WHAT YOU WILL DO = Extract each line where the string "date" shows up.

RAW DATA =

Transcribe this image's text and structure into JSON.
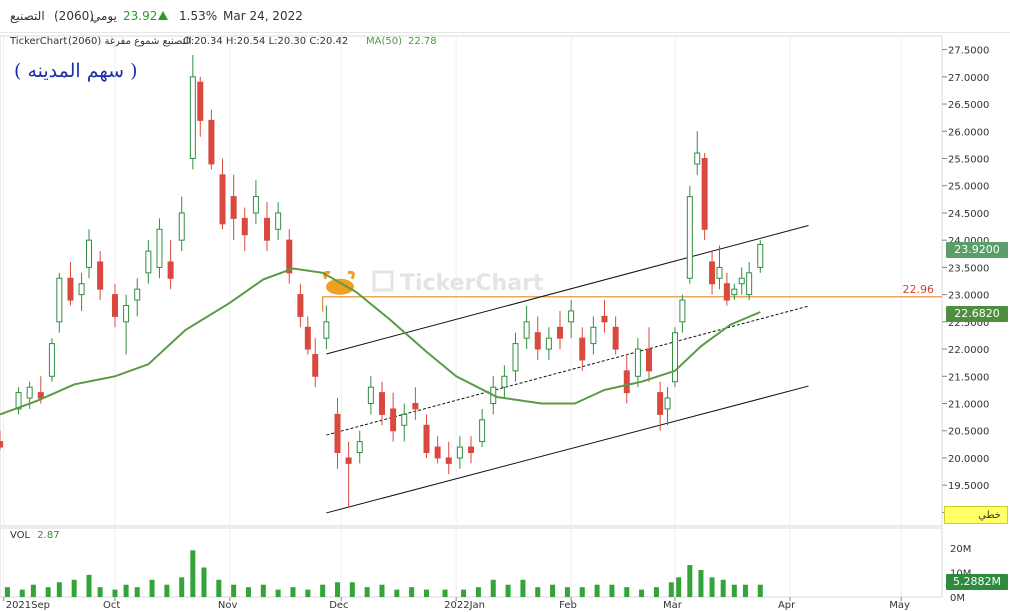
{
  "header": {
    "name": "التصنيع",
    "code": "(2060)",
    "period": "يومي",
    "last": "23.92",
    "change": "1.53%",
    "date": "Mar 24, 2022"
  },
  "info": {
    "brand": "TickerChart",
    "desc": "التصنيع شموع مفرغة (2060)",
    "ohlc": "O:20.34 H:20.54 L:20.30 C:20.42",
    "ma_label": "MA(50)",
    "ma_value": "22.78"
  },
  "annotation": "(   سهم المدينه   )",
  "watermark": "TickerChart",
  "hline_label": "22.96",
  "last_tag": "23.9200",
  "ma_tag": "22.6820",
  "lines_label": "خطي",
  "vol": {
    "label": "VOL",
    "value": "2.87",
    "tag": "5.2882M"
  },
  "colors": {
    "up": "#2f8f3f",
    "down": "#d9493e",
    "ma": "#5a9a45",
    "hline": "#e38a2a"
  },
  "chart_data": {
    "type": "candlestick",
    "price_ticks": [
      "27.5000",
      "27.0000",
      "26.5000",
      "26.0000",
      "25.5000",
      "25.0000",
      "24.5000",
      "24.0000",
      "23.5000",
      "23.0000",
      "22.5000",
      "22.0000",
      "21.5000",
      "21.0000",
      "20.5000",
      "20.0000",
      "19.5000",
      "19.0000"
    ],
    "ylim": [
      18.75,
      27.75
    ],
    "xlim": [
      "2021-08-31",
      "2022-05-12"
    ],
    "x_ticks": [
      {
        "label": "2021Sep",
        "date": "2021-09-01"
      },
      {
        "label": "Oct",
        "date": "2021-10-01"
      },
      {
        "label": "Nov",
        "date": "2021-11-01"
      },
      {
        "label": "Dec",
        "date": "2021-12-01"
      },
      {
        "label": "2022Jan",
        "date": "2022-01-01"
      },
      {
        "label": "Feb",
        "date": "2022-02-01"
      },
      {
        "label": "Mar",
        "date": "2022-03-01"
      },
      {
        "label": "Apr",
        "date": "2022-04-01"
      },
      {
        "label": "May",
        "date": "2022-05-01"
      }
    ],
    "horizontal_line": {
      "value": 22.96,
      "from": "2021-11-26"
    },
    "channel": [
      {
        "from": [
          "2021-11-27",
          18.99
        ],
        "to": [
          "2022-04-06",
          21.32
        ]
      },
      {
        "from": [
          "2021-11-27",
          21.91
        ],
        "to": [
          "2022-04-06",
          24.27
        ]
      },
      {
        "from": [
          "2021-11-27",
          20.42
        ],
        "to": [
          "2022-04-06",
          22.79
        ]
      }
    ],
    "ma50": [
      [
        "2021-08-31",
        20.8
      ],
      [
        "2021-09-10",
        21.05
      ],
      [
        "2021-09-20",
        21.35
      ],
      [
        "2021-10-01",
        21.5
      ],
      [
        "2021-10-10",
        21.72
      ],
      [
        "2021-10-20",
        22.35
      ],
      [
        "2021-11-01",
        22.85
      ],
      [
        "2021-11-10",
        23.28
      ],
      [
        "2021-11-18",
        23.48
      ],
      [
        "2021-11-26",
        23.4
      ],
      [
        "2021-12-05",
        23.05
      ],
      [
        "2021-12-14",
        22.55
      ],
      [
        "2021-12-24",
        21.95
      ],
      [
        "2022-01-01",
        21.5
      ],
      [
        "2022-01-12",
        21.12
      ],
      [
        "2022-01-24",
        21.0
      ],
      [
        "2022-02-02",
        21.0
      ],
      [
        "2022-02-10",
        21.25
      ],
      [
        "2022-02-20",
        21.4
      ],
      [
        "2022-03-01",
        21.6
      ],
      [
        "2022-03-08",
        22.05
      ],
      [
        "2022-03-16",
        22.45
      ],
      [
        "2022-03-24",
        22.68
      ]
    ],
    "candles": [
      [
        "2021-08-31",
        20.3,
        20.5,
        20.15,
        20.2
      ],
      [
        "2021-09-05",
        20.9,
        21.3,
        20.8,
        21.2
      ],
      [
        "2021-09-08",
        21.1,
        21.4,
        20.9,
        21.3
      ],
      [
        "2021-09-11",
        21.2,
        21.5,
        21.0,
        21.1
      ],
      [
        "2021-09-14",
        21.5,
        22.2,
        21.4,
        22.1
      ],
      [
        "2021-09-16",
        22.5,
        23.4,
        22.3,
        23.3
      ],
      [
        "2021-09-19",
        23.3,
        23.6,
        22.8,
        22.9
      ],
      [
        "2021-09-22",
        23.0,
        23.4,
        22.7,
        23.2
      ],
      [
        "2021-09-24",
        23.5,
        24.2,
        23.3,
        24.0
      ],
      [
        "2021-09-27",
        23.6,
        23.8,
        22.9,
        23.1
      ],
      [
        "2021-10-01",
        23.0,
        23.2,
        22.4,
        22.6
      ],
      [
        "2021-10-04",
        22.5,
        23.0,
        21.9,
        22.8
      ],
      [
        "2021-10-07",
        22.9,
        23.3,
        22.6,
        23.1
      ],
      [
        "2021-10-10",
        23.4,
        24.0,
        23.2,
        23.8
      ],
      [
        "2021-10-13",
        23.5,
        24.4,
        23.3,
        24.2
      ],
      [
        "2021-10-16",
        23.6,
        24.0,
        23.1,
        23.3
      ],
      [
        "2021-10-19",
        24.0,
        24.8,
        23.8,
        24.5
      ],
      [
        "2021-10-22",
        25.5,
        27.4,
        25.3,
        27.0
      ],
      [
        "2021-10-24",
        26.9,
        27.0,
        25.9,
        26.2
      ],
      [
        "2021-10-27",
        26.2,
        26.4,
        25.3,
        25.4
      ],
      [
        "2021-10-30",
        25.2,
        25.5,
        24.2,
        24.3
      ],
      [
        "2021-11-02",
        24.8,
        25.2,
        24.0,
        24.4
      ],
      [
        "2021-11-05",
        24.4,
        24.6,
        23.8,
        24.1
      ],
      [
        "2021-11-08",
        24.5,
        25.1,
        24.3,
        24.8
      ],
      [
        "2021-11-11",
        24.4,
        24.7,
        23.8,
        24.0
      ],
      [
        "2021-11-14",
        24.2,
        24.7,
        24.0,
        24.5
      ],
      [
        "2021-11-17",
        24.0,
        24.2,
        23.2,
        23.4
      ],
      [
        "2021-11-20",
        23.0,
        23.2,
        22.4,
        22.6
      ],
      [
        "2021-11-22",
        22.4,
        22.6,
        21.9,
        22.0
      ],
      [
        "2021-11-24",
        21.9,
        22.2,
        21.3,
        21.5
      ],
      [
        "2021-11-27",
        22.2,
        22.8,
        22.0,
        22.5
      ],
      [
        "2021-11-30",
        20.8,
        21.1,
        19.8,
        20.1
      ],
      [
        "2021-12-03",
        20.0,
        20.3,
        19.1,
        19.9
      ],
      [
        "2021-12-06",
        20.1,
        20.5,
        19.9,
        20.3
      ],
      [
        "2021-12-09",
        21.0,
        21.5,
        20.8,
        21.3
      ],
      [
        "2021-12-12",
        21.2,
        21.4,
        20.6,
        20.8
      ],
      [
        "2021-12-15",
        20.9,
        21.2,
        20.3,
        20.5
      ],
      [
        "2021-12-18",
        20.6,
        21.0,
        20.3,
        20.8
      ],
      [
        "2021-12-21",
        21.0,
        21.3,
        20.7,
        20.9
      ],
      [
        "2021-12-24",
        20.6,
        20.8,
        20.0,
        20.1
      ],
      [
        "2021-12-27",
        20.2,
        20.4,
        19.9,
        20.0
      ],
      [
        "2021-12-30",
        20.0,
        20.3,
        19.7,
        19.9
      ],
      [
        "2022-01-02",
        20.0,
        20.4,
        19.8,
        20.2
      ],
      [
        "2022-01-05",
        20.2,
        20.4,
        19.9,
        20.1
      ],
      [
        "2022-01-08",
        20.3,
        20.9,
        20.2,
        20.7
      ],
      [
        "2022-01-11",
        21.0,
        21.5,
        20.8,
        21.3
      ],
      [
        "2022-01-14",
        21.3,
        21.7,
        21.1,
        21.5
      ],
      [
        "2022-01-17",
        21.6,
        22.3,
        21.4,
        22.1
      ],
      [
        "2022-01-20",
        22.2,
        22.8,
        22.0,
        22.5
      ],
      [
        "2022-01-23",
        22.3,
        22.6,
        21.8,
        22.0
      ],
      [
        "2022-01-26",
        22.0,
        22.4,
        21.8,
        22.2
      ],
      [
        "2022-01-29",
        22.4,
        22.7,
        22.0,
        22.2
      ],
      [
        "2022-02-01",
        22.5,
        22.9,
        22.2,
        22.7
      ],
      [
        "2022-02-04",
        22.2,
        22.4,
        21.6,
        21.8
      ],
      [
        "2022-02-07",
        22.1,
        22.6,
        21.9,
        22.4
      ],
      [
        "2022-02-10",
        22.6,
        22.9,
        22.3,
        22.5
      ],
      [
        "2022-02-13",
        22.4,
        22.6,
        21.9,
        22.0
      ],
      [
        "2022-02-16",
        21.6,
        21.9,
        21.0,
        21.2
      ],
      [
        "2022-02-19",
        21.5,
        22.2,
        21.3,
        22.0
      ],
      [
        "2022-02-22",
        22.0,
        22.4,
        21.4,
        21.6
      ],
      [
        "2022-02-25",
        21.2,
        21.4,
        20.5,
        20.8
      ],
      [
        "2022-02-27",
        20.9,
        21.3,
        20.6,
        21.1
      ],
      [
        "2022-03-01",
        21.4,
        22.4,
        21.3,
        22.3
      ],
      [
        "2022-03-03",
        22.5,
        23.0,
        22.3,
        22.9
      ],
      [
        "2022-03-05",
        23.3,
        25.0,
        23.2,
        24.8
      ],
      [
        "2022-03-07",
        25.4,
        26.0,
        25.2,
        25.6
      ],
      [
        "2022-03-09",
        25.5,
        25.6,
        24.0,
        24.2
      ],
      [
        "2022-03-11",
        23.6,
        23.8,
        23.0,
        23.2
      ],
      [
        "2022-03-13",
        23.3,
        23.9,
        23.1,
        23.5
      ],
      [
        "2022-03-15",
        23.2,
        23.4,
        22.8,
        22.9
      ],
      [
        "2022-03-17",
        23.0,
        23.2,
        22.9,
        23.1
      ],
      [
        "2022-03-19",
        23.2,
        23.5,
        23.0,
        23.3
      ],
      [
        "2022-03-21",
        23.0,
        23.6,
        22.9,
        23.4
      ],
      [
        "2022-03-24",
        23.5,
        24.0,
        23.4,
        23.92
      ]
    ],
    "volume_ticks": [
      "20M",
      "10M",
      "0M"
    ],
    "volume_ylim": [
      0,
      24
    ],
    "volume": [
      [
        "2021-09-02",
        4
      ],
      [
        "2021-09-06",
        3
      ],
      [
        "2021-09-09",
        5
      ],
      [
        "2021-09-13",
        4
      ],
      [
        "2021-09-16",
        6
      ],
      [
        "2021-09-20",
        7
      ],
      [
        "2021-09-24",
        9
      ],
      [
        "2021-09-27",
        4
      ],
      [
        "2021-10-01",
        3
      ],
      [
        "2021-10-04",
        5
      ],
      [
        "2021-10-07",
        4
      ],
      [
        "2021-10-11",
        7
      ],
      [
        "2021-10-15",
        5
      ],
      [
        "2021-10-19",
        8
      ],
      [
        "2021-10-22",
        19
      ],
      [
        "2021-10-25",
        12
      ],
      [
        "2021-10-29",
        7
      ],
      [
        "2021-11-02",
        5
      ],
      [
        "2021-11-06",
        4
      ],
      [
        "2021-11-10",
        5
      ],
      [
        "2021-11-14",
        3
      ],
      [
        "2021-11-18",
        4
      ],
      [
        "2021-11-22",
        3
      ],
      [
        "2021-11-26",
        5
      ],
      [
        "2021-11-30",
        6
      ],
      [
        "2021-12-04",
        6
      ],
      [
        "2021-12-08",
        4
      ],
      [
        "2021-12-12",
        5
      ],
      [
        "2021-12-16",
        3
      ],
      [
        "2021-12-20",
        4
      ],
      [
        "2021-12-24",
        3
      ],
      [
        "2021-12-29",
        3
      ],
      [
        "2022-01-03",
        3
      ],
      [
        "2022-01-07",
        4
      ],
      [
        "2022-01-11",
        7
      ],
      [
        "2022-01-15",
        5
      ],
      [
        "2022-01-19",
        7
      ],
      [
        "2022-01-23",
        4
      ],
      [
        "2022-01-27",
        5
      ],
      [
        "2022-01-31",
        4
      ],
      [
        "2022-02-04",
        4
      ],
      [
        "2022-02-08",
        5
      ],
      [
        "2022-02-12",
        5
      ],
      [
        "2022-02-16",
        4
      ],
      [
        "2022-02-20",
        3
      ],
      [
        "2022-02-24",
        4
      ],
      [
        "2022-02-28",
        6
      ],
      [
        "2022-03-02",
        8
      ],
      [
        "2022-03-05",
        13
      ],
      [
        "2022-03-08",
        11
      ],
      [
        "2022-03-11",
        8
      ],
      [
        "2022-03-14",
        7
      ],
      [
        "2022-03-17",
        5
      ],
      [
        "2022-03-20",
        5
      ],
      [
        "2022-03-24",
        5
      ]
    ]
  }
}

RESULT OF THE TASK =
    "date": "Mar 24, 2022"
        "date": "2021-09-01"
        "date": "2021-10-01"
        "date": "2021-11-01"
        "date": "2021-12-01"
        "date": "2022-01-01"
        "date": "2022-02-01"
        "date": "2022-03-01"
        "date": "2022-04-01"
        "date": "2022-05-01"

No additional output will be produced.